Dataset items
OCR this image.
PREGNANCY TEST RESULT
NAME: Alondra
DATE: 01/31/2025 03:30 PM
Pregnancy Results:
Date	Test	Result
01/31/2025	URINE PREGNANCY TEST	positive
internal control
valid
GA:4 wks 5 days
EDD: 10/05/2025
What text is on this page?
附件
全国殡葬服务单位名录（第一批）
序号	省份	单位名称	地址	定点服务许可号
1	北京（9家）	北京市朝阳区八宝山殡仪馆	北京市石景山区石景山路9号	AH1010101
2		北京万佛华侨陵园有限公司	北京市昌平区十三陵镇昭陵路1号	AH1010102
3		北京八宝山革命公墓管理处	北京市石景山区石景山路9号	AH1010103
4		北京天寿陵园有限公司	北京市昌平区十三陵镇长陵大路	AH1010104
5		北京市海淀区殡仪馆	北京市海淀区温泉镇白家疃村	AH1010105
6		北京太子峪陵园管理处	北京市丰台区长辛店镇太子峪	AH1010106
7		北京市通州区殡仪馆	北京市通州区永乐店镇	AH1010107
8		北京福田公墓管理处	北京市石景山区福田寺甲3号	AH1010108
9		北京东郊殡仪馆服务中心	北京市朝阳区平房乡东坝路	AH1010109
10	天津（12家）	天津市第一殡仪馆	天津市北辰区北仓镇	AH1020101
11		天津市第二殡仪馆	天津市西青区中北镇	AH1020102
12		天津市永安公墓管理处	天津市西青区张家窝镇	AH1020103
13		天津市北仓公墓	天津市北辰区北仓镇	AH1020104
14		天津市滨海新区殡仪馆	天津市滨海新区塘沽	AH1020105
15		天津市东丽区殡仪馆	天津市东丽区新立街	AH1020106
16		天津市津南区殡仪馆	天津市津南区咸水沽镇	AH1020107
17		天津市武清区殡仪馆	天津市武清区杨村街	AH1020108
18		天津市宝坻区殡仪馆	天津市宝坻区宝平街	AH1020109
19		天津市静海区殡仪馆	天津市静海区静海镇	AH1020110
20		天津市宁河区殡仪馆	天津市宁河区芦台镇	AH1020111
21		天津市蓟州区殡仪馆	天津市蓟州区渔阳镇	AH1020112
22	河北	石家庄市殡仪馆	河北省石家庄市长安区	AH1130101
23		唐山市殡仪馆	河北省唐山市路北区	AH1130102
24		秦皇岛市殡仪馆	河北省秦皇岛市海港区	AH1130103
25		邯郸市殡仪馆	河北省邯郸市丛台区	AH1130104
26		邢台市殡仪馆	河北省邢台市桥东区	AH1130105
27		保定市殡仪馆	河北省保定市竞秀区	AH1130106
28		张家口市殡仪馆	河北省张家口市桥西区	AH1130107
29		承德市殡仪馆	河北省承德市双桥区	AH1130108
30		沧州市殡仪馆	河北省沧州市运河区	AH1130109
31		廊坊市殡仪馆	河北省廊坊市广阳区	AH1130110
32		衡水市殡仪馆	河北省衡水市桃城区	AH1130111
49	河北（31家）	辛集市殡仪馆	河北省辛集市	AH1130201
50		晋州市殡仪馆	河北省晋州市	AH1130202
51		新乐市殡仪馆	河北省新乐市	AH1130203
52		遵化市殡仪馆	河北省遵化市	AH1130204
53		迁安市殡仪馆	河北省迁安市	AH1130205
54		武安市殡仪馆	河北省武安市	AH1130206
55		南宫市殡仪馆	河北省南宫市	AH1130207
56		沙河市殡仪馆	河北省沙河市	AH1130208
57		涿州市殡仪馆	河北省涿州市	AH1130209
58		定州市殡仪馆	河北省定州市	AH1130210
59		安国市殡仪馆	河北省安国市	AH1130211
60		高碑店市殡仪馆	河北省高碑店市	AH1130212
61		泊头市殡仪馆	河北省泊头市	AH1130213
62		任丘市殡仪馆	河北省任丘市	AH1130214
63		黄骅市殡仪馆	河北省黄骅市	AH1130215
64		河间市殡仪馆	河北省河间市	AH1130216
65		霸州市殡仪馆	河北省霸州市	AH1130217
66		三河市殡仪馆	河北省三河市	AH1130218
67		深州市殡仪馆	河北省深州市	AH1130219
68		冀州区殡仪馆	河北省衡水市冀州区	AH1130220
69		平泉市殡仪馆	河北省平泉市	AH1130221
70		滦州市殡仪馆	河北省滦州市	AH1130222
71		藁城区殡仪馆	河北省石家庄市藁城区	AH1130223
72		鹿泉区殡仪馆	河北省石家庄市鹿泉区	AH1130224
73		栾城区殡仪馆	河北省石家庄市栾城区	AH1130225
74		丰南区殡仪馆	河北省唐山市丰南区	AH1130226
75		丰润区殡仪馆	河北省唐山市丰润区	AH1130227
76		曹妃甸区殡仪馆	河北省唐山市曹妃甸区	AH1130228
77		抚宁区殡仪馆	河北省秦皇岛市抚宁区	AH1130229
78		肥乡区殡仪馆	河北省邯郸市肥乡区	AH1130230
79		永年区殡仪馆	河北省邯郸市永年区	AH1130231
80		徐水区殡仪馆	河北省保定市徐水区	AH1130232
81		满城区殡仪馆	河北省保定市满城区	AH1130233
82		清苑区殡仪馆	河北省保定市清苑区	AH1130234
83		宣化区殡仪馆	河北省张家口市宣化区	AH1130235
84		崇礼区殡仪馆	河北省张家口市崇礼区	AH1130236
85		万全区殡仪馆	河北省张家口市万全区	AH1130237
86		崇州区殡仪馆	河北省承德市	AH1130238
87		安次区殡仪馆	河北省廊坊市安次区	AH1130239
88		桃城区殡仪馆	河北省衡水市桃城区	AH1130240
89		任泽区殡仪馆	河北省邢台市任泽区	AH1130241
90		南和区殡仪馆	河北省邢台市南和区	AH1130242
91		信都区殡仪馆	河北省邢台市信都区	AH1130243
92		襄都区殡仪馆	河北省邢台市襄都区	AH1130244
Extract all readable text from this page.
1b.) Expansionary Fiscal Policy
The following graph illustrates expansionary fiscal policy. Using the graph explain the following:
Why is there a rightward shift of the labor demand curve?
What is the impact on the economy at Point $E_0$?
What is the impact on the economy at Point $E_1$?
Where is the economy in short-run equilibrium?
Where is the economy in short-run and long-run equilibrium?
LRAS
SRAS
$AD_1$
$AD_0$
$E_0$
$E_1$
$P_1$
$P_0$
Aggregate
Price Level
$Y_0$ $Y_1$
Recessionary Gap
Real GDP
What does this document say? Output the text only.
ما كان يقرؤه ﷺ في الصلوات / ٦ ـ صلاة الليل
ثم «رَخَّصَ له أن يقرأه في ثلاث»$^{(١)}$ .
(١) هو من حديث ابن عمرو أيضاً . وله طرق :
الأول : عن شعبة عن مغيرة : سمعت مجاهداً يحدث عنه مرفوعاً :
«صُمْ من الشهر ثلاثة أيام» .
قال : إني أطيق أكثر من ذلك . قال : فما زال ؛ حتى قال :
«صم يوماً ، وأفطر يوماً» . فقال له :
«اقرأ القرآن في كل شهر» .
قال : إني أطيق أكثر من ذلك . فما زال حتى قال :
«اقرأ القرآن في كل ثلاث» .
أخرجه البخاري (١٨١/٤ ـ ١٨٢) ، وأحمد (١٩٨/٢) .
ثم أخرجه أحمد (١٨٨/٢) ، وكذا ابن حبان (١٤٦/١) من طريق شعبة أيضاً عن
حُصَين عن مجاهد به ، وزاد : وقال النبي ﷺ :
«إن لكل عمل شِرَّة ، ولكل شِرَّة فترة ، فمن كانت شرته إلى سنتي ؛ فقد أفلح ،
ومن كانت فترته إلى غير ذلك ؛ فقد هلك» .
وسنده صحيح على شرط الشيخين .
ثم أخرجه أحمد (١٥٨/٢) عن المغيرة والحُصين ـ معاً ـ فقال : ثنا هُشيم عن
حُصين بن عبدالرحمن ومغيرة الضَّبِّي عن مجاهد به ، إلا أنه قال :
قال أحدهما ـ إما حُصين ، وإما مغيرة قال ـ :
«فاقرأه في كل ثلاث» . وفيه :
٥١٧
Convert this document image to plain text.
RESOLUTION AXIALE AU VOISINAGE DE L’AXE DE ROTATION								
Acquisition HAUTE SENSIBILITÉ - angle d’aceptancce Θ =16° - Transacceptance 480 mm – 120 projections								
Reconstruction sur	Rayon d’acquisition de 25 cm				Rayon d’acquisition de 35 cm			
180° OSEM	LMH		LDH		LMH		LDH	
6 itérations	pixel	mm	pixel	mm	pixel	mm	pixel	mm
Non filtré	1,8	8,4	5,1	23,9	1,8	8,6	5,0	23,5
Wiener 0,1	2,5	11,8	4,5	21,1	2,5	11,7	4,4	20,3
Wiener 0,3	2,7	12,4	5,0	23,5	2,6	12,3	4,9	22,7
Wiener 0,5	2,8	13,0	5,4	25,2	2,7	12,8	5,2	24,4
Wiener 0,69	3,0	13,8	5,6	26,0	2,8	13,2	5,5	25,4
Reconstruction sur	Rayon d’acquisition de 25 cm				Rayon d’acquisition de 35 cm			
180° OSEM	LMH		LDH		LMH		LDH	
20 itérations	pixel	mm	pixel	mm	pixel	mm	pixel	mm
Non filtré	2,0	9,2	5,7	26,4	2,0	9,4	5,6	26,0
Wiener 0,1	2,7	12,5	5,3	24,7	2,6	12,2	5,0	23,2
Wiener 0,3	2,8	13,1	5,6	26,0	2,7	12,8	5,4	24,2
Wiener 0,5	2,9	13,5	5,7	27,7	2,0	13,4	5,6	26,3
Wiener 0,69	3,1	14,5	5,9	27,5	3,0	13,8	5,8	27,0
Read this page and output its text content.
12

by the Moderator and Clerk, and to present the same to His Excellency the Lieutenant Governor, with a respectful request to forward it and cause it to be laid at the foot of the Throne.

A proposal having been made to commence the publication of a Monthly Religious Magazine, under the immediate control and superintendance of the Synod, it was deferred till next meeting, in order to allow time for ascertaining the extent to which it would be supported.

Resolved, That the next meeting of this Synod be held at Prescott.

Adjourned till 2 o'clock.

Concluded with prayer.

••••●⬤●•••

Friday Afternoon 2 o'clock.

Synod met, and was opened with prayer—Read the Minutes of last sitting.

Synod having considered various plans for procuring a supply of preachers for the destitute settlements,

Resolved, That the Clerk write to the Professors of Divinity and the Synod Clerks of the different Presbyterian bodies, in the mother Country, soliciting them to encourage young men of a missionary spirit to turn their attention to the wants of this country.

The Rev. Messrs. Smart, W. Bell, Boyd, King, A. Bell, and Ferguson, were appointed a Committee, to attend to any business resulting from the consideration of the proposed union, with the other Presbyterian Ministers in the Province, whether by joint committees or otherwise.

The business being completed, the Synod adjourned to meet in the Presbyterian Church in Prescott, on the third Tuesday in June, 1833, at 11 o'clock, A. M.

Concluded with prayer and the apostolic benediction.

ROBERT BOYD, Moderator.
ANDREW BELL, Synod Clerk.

**Objective**
Using the records above, copy each line that contains "impact".

**Reply to the exercise**
What is the impact on the economy at Point $E_0$?
What is the impact on the economy at Point $E_1$?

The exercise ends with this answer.